** START **

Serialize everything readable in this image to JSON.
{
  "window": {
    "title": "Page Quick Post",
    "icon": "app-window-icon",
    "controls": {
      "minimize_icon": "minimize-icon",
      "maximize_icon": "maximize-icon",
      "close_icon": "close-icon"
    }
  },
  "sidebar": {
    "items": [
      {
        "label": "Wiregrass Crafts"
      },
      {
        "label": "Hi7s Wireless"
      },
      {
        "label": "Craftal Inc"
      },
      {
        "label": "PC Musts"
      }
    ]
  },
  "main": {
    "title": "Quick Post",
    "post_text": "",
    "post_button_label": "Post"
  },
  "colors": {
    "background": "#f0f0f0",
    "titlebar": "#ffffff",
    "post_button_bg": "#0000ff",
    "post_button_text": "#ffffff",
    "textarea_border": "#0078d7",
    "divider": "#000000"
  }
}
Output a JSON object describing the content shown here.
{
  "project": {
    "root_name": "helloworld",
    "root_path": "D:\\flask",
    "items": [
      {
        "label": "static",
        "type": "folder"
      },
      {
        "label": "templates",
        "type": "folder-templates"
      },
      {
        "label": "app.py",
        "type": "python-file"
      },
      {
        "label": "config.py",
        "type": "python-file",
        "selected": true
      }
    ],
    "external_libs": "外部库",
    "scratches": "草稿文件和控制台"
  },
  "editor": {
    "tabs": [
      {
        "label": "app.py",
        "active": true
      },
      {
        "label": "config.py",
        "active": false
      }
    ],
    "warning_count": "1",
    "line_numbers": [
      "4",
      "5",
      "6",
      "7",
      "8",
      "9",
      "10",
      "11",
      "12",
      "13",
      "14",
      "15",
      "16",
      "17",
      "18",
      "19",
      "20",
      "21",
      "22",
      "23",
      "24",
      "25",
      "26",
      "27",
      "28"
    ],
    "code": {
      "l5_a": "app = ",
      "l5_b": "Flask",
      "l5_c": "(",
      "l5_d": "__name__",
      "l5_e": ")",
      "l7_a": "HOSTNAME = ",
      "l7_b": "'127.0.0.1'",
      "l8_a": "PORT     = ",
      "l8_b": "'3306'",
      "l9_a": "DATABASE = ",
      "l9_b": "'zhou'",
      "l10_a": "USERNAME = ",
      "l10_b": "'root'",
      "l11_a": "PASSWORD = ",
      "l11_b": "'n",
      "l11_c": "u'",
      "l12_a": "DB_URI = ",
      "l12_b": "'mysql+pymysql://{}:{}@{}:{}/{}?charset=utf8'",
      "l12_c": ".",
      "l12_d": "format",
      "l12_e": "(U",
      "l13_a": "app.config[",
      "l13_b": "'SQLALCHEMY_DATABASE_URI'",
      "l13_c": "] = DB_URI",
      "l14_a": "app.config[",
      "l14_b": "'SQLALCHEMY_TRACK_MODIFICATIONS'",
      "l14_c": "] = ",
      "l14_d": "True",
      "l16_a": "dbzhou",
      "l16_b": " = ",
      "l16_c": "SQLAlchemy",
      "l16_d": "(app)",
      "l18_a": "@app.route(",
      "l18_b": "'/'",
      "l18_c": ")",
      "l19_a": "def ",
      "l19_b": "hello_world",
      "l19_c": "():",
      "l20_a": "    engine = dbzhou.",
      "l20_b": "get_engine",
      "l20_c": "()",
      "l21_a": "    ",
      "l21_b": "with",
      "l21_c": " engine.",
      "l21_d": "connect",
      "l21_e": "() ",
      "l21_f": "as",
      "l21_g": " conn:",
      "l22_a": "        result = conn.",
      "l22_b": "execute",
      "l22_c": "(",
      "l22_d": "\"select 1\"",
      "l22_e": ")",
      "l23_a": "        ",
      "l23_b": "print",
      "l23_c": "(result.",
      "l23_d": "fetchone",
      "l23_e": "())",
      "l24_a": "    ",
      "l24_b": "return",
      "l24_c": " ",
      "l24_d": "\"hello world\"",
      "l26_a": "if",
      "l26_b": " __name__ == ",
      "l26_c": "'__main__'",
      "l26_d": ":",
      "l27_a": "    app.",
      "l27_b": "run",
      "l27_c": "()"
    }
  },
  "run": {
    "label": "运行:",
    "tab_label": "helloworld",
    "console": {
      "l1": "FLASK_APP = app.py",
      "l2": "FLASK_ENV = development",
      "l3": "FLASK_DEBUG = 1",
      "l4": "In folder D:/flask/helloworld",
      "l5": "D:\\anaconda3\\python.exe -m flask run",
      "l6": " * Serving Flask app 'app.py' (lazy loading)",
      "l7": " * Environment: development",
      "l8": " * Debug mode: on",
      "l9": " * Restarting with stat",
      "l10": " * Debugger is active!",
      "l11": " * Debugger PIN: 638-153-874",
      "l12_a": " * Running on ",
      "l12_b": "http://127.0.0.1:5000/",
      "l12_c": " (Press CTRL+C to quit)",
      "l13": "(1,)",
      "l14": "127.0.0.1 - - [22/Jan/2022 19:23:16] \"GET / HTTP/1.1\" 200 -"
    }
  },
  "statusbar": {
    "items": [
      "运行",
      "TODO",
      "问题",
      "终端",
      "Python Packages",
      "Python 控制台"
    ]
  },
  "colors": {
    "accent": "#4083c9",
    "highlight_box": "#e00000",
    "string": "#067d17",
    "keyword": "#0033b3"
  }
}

** END **

■ EXERCISE TASK
Print every record above exactly as written.

■ EXPECTED OUTPUT
Serialize everything readable in this image to JSON.
{
  "window": {
    "title": "Page Quick Post",
    "icon": "app-window-icon",
    "controls": {
      "minimize_icon": "minimize-icon",
      "maximize_icon": "maximize-icon",
      "close_icon": "close-icon"
    }
  },
  "sidebar": {
    "items": [
      {
        "label": "Wiregrass Crafts"
      },
      {
        "label": "Hi7s Wireless"
      },
      {
        "label": "Craftal Inc"
      },
      {
        "label": "PC Musts"
      }
    ]
  },
  "main": {
    "title": "Quick Post",
    "post_text": "",
    "post_button_label": "Post"
  },
  "colors": {
    "background": "#f0f0f0",
    "titlebar": "#ffffff",
    "post_button_bg": "#0000ff",
    "post_button_text": "#ffffff",
    "textarea_border": "#0078d7",
    "divider": "#000000"
  }
}
Output a JSON object describing the content shown here.
{
  "project": {
    "root_name": "helloworld",
    "root_path": "D:\\flask",
    "items": [
      {
        "label": "static",
        "type": "folder"
      },
      {
        "label": "templates",
        "type": "folder-templates"
      },
      {
        "label": "app.py",
        "type": "python-file"
      },
      {
        "label": "config.py",
        "type": "python-file",
        "selected": true
      }
    ],
    "external_libs": "外部库",
    "scratches": "草稿文件和控制台"
  },
  "editor": {
    "tabs": [
      {
        "label": "app.py",
        "active": true
      },
      {
        "label": "config.py",
        "active": false
      }
    ],
    "warning_count": "1",
    "line_numbers": [
      "4",
      "5",
      "6",
      "7",
      "8",
      "9",
      "10",
      "11",
      "12",
      "13",
      "14",
      "15",
      "16",
      "17",
      "18",
      "19",
      "20",
      "21",
      "22",
      "23",
      "24",
      "25",
      "26",
      "27",
      "28"
    ],
    "code": {
      "l5_a": "app = ",
      "l5_b": "Flask",
      "l5_c": "(",
      "l5_d": "__name__",
      "l5_e": ")",
      "l7_a": "HOSTNAME = ",
      "l7_b": "'127.0.0.1'",
      "l8_a": "PORT     = ",
      "l8_b": "'3306'",
      "l9_a": "DATABASE = ",
      "l9_b": "'zhou'",
      "l10_a": "USERNAME = ",
      "l10_b": "'root'",
      "l11_a": "PASSWORD = ",
      "l11_b": "'n",
      "l11_c": "u'",
      "l12_a": "DB_URI = ",
      "l12_b": "'mysql+pymysql://{}:{}@{}:{}/{}?charset=utf8'",
      "l12_c": ".",
      "l12_d": "format",
      "l12_e": "(U",
      "l13_a": "app.config[",
      "l13_b": "'SQLALCHEMY_DATABASE_URI'",
      "l13_c": "] = DB_URI",
      "l14_a": "app.config[",
      "l14_b": "'SQLALCHEMY_TRACK_MODIFICATIONS'",
      "l14_c": "] = ",
      "l14_d": "True",
      "l16_a": "dbzhou",
      "l16_b": " = ",
      "l16_c": "SQLAlchemy",
      "l16_d": "(app)",
      "l18_a": "@app.route(",
      "l18_b": "'/'",
      "l18_c": ")",
      "l19_a": "def ",
      "l19_b": "hello_world",
      "l19_c": "():",
      "l20_a": "    engine = dbzhou.",
      "l20_b": "get_engine",
      "l20_c": "()",
      "l21_a": "    ",
      "l21_b": "with",
      "l21_c": " engine.",
      "l21_d": "connect",
      "l21_e": "() ",
      "l21_f": "as",
      "l21_g": " conn:",
      "l22_a": "        result = conn.",
      "l22_b": "execute",
      "l22_c": "(",
      "l22_d": "\"select 1\"",
      "l22_e": ")",
      "l23_a": "        ",
      "l23_b": "print",
      "l23_c": "(result.",
      "l23_d": "fetchone",
      "l23_e": "())",
      "l24_a": "    ",
      "l24_b": "return",
      "l24_c": " ",
      "l24_d": "\"hello world\"",
      "l26_a": "if",
      "l26_b": " __name__ == ",
      "l26_c": "'__main__'",
      "l26_d": ":",
      "l27_a": "    app.",
      "l27_b": "run",
      "l27_c": "()"
    }
  },
  "run": {
    "label": "运行:",
    "tab_label": "helloworld",
    "console": {
      "l1": "FLASK_APP = app.py",
      "l2": "FLASK_ENV = development",
      "l3": "FLASK_DEBUG = 1",
      "l4": "In folder D:/flask/helloworld",
      "l5": "D:\\anaconda3\\python.exe -m flask run",
      "l6": " * Serving Flask app 'app.py' (lazy loading)",
      "l7": " * Environment: development",
      "l8": " * Debug mode: on",
      "l9": " * Restarting with stat",
      "l10": " * Debugger is active!",
      "l11": " * Debugger PIN: 638-153-874",
      "l12_a": " * Running on ",
      "l12_b": "http://127.0.0.1:5000/",
      "l12_c": " (Press CTRL+C to quit)",
      "l13": "(1,)",
      "l14": "127.0.0.1 - - [22/Jan/2022 19:23:16] \"GET / HTTP/1.1\" 200 -"
    }
  },
  "statusbar": {
    "items": [
      "运行",
      "TODO",
      "问题",
      "终端",
      "Python Packages",
      "Python 控制台"
    ]
  },
  "colors": {
    "accent": "#4083c9",
    "highlight_box": "#e00000",
    "string": "#067d17",
    "keyword": "#0033b3"
  }
}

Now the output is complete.